Input data:
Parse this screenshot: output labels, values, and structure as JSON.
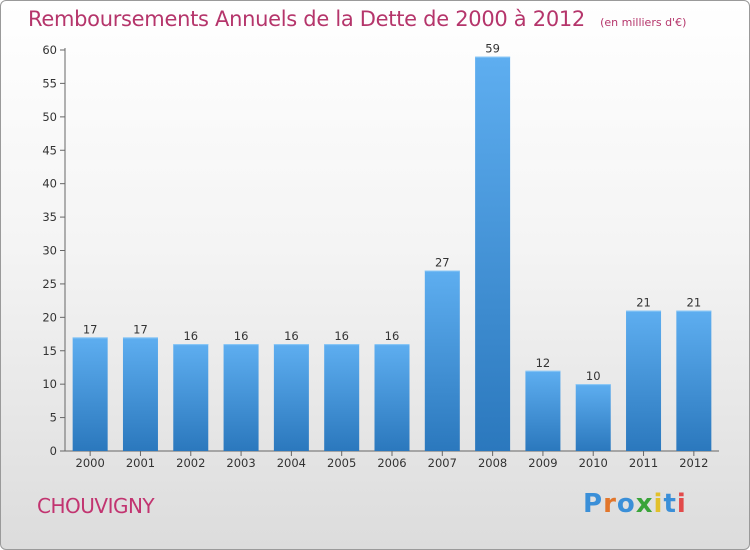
{
  "chart_data": {
    "type": "bar",
    "title": "Remboursements Annuels de la Dette de 2000 à 2012",
    "subtitle": "(en milliers d'€)",
    "categories": [
      "2000",
      "2001",
      "2002",
      "2003",
      "2004",
      "2005",
      "2006",
      "2007",
      "2008",
      "2009",
      "2010",
      "2011",
      "2012"
    ],
    "values": [
      17,
      17,
      16,
      16,
      16,
      16,
      16,
      27,
      59,
      12,
      10,
      21,
      21
    ],
    "ylim": [
      0,
      60
    ],
    "yticks": [
      0,
      5,
      10,
      15,
      20,
      25,
      30,
      35,
      40,
      45,
      50,
      55,
      60
    ],
    "grid": false,
    "bar_color_top": "#5eaef0",
    "bar_color_bottom": "#2b78bd"
  },
  "footer": {
    "place": "CHOUVIGNY",
    "logo": [
      "P",
      "r",
      "o",
      "x",
      "i",
      "t",
      "i"
    ],
    "logo_colors": [
      "#3a8fd8",
      "#e2762b",
      "#3a8fd8",
      "#3aa43a",
      "#e2c02b",
      "#3a8fd8",
      "#e24a4a"
    ]
  }
}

Given instruction: Identify every line above with the string "values" in it. Copy those lines.

Exercise answer:
Parse this screenshot: output labels, values, and structure as JSON.
    "values": [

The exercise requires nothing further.